┌──

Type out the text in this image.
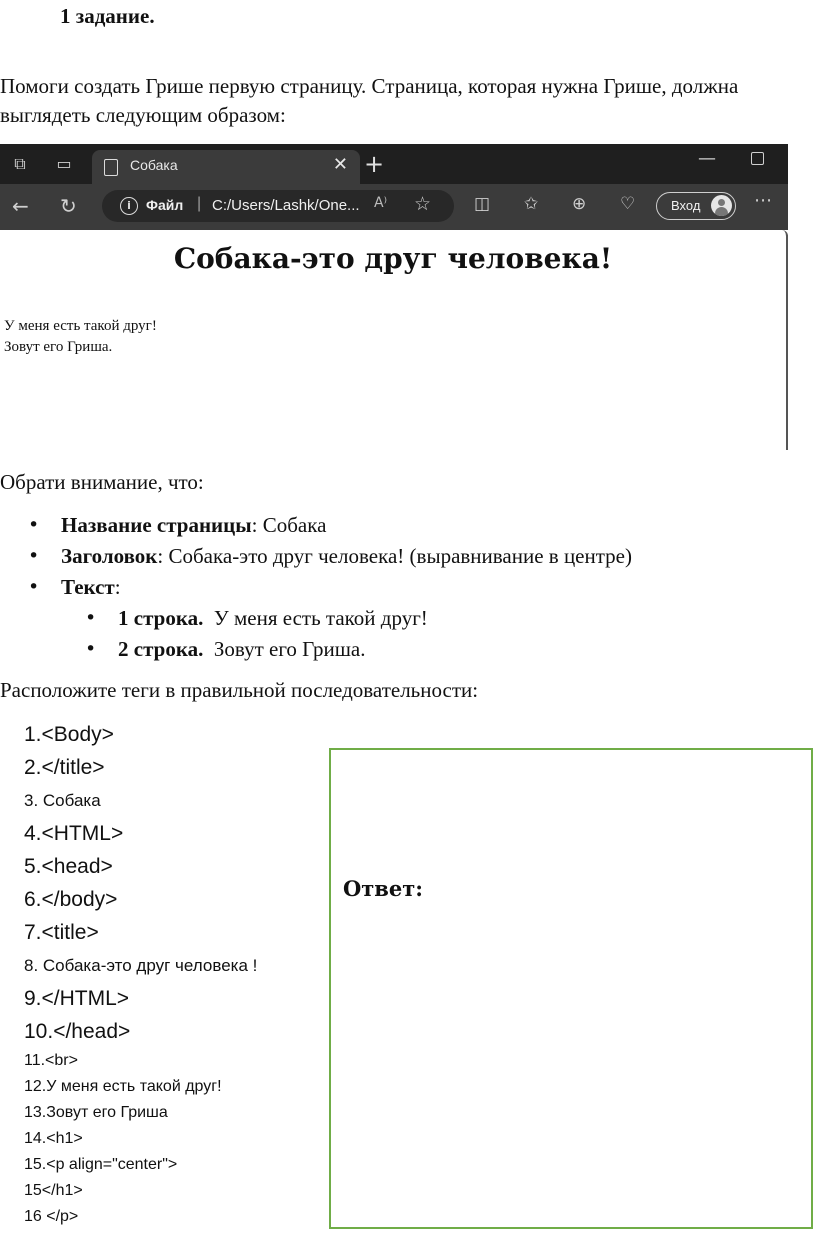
1 задание.
Помоги создать Грише первую страницу. Страница, которая нужна Грише, должна выглядеть следующим образом:
⧉ ▭	Собака	✕ +	—
← ↻	i	Файл | C:/Users/Lashk/One... A⁾ ☆	◫ ✩ ⊕ ♡	Вход	⋯
Собака-это друг человека!
У меня есть такой друг!
Зовут его Гриша.
Обрати внимание, что:
• Название страницы: Собака
• Заголовок: Собака-это друг человека! (выравнивание в центре)
• Текст:
• 1 строка.  У меня есть такой друг!
• 2 строка.  Зовут его Гриша.
Расположите теги в правильной последовательности:
1.<Body>
2.</title>
3. Собака
4.<HTML>
5.<head>
6.</body>
7.<title>
8. Собака-это друг человека !
9.</HTML>
10.</head>
11.<br>
12.У меня есть такой друг!
13.Зовут его Гриша
14.<h1>
15.<p align="center">
15</h1>
16 </p>
Ответ:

└──

Stated problem — Write out every line from the entries where "друг" appears.

Exercise answer —
Собака-это друг человека!
У меня есть такой друг!
• Заголовок: Собака-это друг человека! (выравнивание в центре)
• 1 строка.  У меня есть такой друг!
8. Собака-это друг человека !
12.У меня есть такой друг!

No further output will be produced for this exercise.